▶ **PROBLEM**: Write out every entry, unchanged. Skip any picture.

********

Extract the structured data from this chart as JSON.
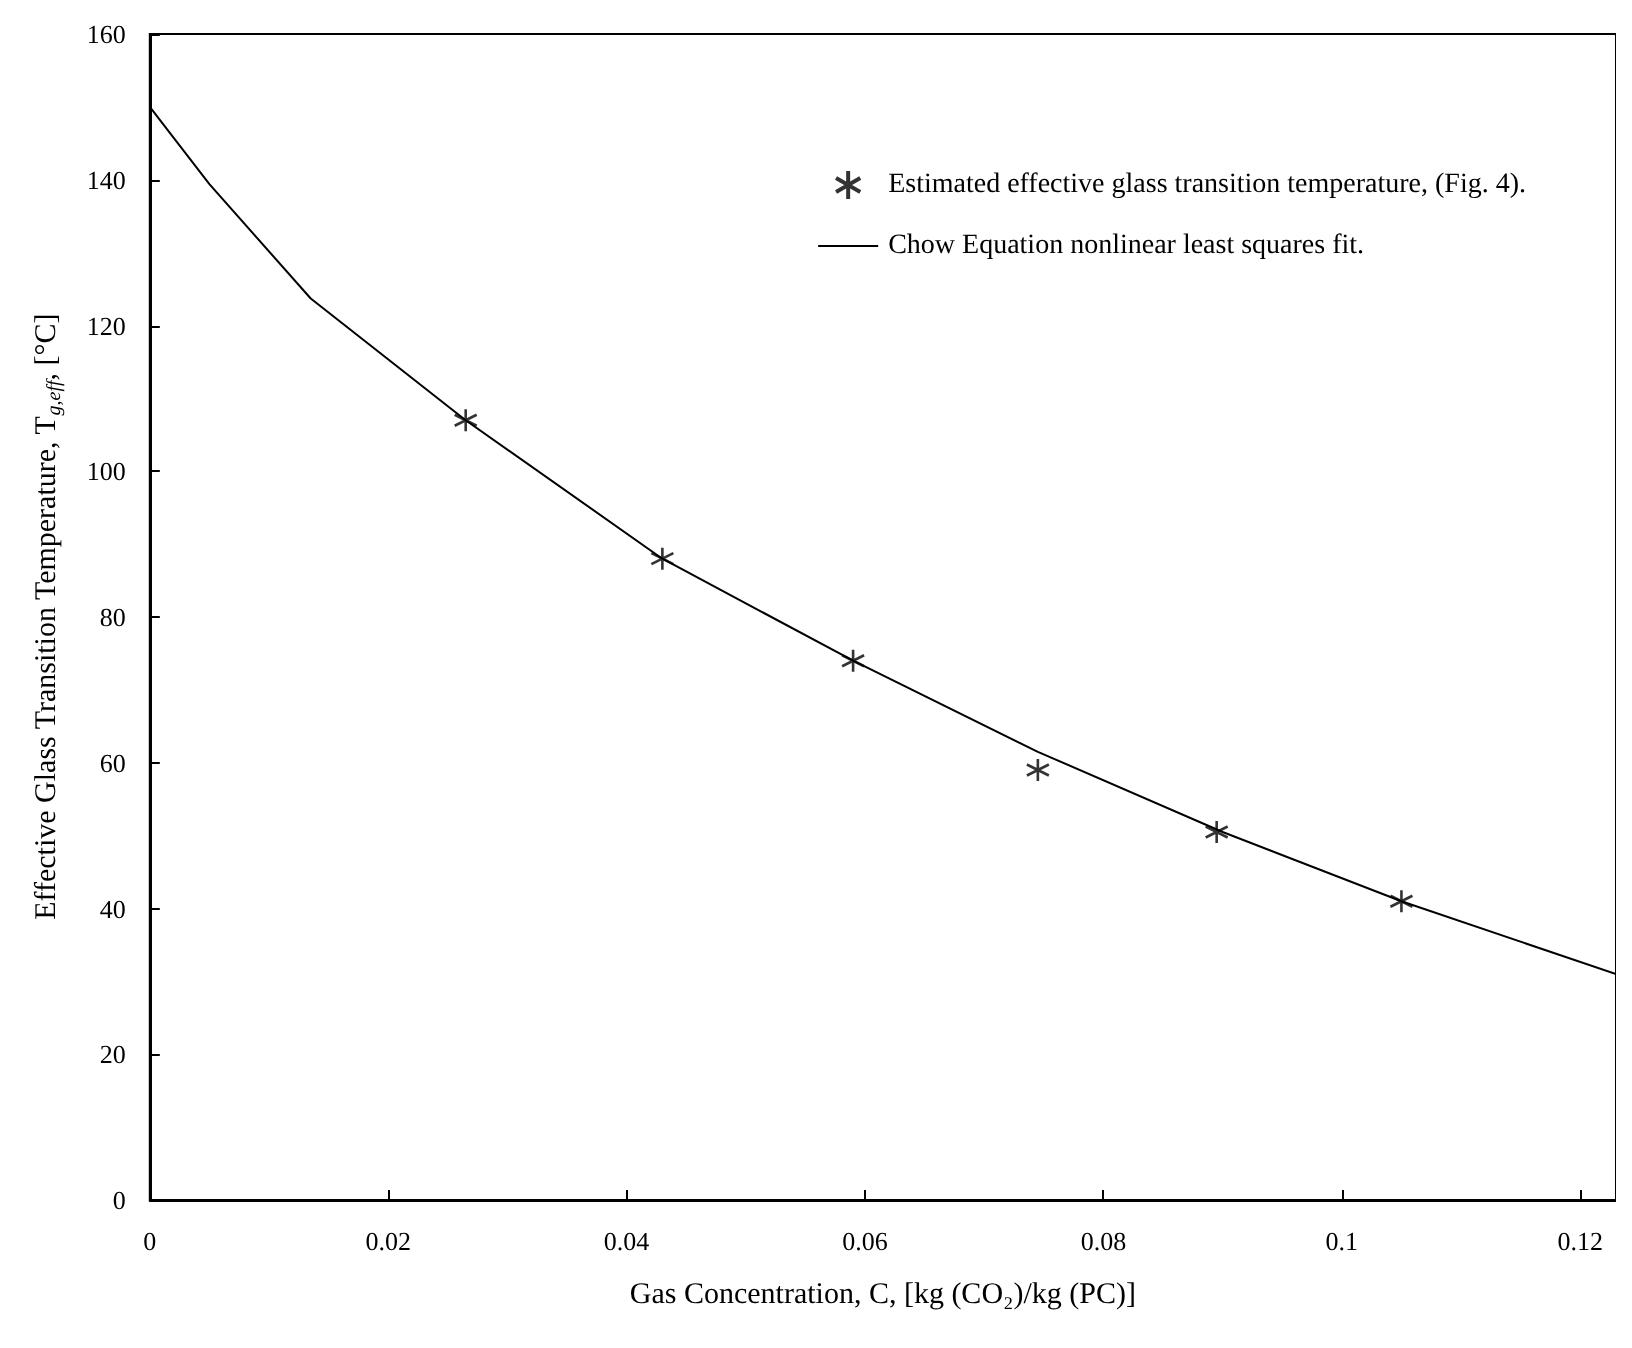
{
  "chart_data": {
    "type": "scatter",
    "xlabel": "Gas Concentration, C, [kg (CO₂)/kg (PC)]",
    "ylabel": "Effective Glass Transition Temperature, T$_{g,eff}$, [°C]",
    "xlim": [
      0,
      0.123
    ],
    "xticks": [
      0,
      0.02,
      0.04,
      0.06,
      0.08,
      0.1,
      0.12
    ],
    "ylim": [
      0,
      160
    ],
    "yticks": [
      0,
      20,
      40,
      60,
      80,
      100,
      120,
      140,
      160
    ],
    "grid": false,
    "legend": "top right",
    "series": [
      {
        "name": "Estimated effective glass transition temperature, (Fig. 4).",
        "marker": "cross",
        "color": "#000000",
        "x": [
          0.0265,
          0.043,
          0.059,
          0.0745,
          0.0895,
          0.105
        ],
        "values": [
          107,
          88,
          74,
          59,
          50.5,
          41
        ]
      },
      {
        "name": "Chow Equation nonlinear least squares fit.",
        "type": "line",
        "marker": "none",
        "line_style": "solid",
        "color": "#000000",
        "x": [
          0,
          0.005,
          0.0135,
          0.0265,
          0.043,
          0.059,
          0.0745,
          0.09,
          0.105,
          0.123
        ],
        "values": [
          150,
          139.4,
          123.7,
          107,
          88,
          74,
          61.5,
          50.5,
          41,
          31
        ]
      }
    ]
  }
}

********

▶ **RESULT FOR THIS EXERCISE**:
Extract the structured data from this chart as JSON.
{
  "chart_data": {
    "type": "scatter",
    "xlabel": "Gas Concentration, C, [kg (CO₂)/kg (PC)]",
    "ylabel": "Effective Glass Transition Temperature, T$_{g,eff}$, [°C]",
    "xlim": [
      0,
      0.123
    ],
    "xticks": [
      0,
      0.02,
      0.04,
      0.06,
      0.08,
      0.1,
      0.12
    ],
    "ylim": [
      0,
      160
    ],
    "yticks": [
      0,
      20,
      40,
      60,
      80,
      100,
      120,
      140,
      160
    ],
    "grid": false,
    "legend": "top right",
    "series": [
      {
        "name": "Estimated effective glass transition temperature, (Fig. 4).",
        "marker": "cross",
        "color": "#000000",
        "x": [
          0.0265,
          0.043,
          0.059,
          0.0745,
          0.0895,
          0.105
        ],
        "values": [
          107,
          88,
          74,
          59,
          50.5,
          41
        ]
      },
      {
        "name": "Chow Equation nonlinear least squares fit.",
        "type": "line",
        "marker": "none",
        "line_style": "solid",
        "color": "#000000",
        "x": [
          0,
          0.005,
          0.0135,
          0.0265,
          0.043,
          0.059,
          0.0745,
          0.09,
          0.105,
          0.123
        ],
        "values": [
          150,
          139.4,
          123.7,
          107,
          88,
          74,
          61.5,
          50.5,
          41,
          31
        ]
      }
    ]
  }
}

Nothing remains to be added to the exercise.